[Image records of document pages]
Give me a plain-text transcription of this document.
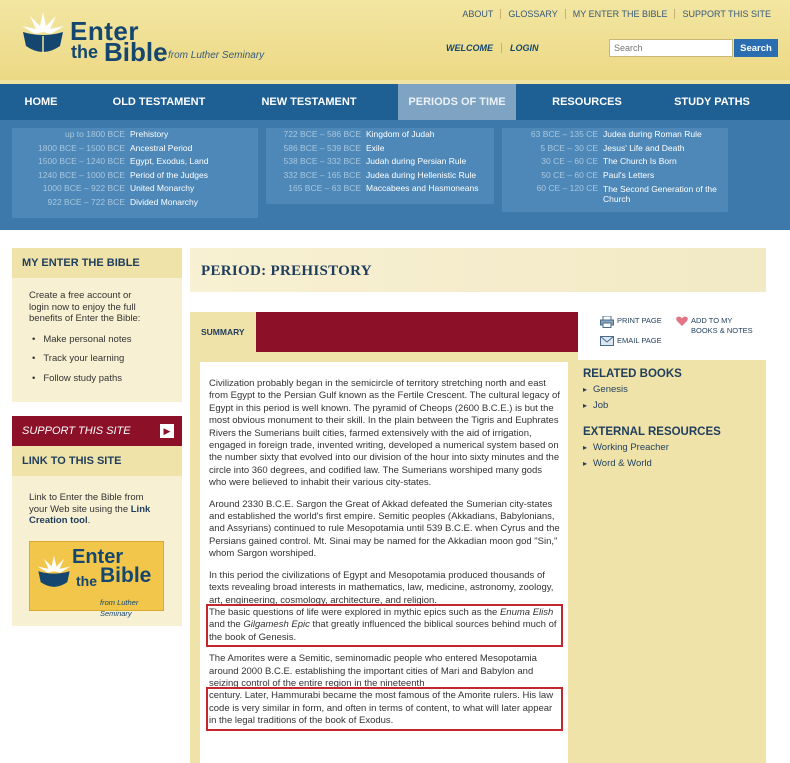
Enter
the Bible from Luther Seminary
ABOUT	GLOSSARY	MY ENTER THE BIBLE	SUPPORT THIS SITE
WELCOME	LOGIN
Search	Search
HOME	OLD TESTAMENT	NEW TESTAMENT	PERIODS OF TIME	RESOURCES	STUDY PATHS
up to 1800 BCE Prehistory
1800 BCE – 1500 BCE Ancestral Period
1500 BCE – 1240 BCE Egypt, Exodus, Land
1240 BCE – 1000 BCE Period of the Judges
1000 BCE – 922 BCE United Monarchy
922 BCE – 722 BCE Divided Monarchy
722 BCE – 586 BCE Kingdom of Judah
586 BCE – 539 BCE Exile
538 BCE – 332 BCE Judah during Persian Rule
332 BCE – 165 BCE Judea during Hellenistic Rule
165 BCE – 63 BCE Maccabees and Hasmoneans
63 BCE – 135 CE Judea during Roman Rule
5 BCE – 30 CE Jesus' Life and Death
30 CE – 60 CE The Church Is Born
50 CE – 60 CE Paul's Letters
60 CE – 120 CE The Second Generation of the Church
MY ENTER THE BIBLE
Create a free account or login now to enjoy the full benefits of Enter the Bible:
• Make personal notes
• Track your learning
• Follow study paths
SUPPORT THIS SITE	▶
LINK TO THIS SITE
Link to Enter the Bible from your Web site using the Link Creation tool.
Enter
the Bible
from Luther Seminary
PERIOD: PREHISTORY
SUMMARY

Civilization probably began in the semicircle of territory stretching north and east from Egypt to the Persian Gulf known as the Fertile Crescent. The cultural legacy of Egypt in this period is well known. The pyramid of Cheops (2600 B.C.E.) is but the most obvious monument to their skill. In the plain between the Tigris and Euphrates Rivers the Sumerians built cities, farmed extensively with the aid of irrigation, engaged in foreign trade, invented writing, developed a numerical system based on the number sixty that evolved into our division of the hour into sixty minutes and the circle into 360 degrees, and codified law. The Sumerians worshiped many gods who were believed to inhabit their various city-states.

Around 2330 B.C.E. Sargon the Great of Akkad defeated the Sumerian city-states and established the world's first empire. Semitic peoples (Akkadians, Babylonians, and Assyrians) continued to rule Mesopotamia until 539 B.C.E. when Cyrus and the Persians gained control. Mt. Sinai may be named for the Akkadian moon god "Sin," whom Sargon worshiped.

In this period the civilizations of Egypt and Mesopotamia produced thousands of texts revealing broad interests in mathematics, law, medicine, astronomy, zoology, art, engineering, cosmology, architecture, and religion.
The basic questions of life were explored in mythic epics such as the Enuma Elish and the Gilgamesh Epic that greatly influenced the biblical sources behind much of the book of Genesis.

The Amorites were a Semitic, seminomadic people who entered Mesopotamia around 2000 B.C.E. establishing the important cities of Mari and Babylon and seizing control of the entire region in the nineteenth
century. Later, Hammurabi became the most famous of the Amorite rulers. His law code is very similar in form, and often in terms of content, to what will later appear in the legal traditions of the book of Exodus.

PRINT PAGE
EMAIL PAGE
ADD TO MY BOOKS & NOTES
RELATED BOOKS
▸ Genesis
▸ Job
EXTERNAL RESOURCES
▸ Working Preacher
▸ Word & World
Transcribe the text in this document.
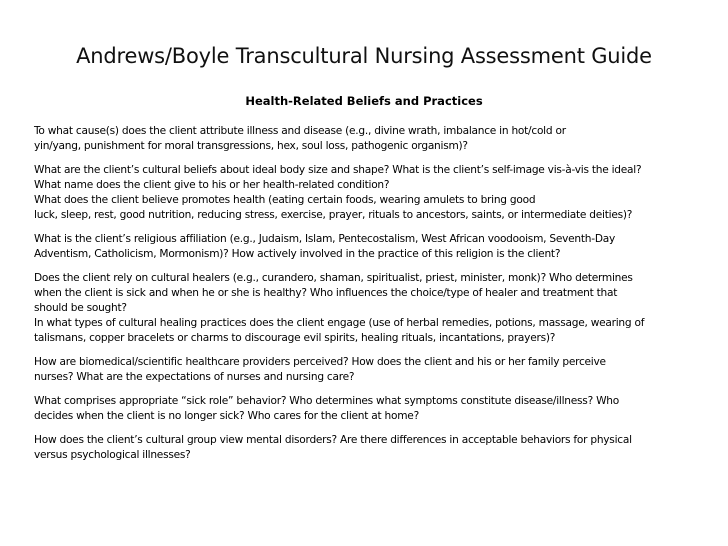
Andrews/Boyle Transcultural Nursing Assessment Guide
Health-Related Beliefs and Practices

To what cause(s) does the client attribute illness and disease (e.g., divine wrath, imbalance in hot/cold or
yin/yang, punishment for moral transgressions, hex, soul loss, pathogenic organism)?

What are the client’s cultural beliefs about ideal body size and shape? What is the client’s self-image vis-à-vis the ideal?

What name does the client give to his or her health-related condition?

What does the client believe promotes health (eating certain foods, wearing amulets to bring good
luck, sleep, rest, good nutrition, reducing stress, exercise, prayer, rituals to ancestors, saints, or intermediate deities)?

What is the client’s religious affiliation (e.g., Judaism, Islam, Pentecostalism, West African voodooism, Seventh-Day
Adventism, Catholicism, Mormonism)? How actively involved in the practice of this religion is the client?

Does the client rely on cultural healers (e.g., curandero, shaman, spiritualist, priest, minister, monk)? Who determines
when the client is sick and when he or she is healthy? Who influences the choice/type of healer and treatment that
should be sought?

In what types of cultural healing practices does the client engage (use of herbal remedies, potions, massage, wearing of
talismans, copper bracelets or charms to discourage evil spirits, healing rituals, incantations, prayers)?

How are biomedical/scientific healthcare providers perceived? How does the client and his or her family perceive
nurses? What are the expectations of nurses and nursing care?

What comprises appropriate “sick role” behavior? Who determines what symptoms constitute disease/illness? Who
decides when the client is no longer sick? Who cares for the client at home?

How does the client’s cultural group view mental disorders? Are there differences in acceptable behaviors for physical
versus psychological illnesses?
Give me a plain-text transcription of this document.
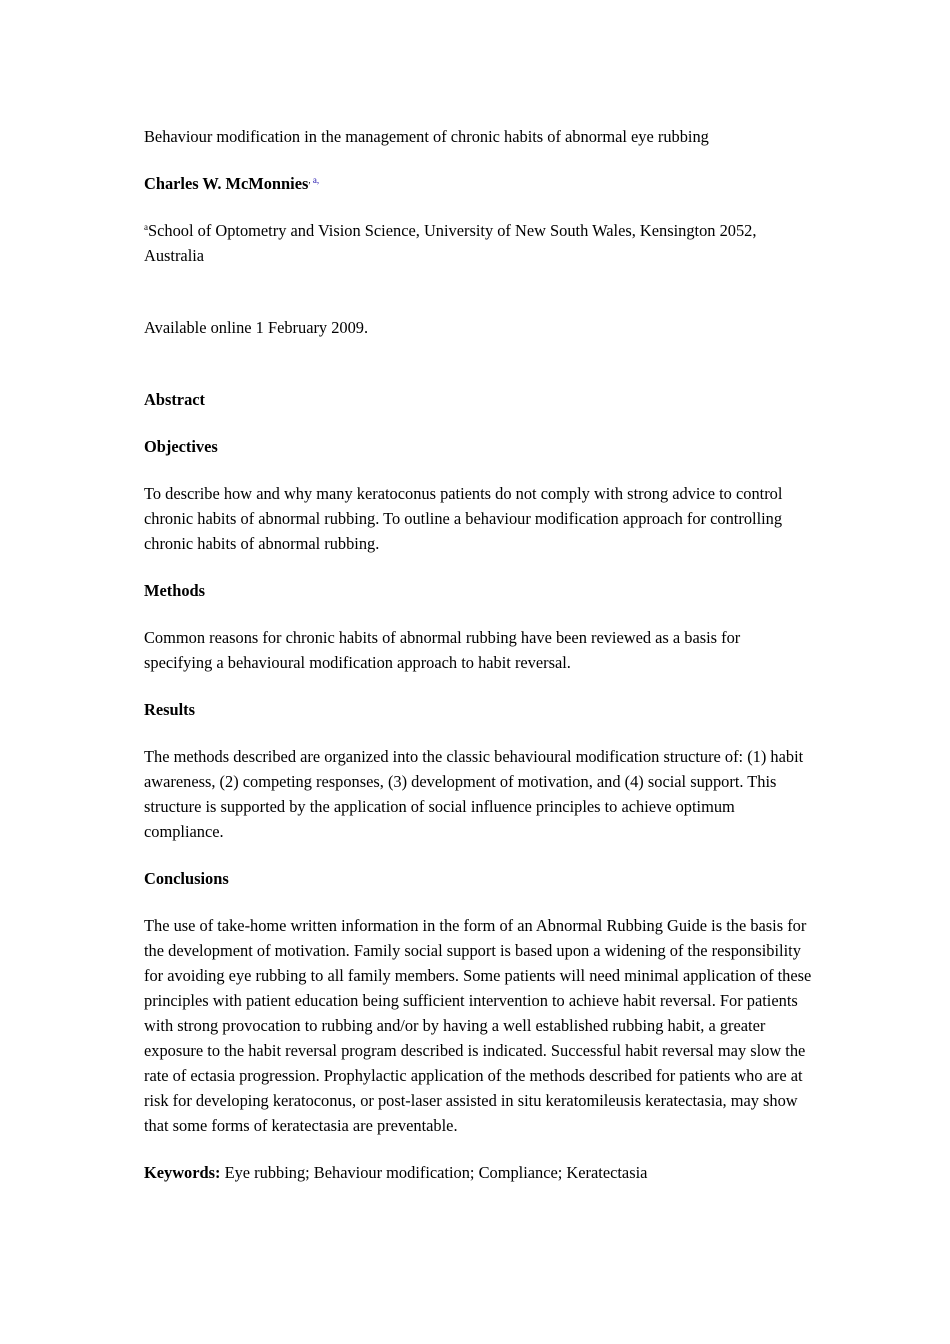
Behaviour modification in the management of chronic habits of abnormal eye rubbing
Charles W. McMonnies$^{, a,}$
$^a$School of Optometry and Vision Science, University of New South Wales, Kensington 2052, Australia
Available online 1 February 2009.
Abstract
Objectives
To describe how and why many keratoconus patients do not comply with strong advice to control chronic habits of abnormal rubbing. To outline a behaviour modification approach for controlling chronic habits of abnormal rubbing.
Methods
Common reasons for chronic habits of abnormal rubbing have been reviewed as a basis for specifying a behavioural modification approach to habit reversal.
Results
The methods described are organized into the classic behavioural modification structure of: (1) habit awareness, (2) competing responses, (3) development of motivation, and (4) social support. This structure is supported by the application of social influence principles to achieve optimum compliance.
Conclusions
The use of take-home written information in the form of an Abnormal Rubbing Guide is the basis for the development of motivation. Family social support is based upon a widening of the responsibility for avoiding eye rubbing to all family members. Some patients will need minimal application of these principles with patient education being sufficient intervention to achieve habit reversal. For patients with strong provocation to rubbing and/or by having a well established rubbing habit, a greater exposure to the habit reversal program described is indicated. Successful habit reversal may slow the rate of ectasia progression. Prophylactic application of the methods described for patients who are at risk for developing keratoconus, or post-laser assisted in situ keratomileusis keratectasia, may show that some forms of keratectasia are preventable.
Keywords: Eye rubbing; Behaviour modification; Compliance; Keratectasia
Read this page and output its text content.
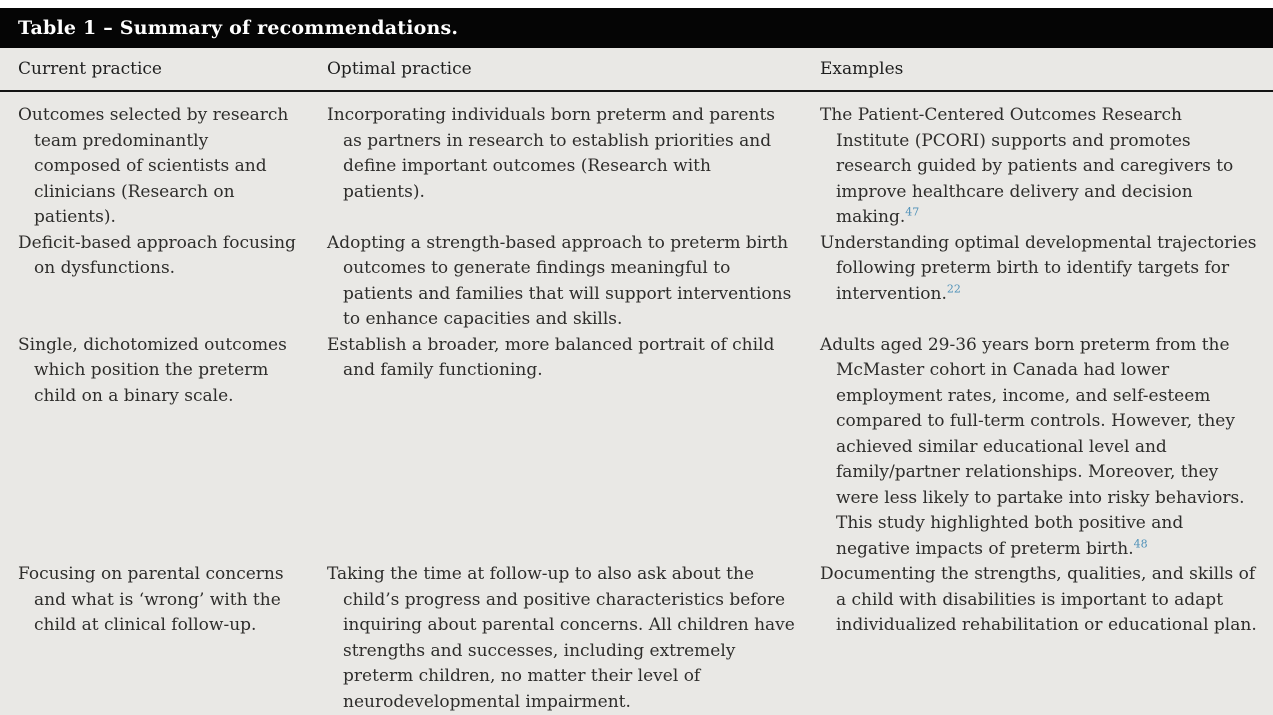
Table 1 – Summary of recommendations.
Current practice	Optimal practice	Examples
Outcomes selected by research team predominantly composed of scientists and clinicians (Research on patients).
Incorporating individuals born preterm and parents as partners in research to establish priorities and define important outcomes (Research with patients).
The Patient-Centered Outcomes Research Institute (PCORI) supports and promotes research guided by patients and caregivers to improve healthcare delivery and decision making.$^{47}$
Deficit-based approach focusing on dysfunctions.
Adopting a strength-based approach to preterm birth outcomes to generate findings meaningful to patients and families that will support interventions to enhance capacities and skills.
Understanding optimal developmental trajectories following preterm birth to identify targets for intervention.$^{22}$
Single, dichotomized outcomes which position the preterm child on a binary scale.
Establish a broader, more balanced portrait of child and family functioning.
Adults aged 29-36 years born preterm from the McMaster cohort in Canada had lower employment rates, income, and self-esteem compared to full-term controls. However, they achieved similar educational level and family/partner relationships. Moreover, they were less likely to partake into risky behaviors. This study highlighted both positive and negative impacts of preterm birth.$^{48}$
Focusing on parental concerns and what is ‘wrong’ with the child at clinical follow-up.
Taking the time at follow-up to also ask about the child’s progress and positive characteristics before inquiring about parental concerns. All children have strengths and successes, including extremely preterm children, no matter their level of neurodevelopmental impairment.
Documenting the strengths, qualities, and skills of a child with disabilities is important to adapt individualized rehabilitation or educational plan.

• WHAT YOU ARE ASKED TO DO: Find the word "during" in the entries, then copy out every line that has it.

• ANSWER SPACE:
538 BCE – 332 BCE Judah during Persian Rule
332 BCE – 165 BCE Judea during Hellenistic Rule
63 BCE – 135 CE Judea during Roman Rule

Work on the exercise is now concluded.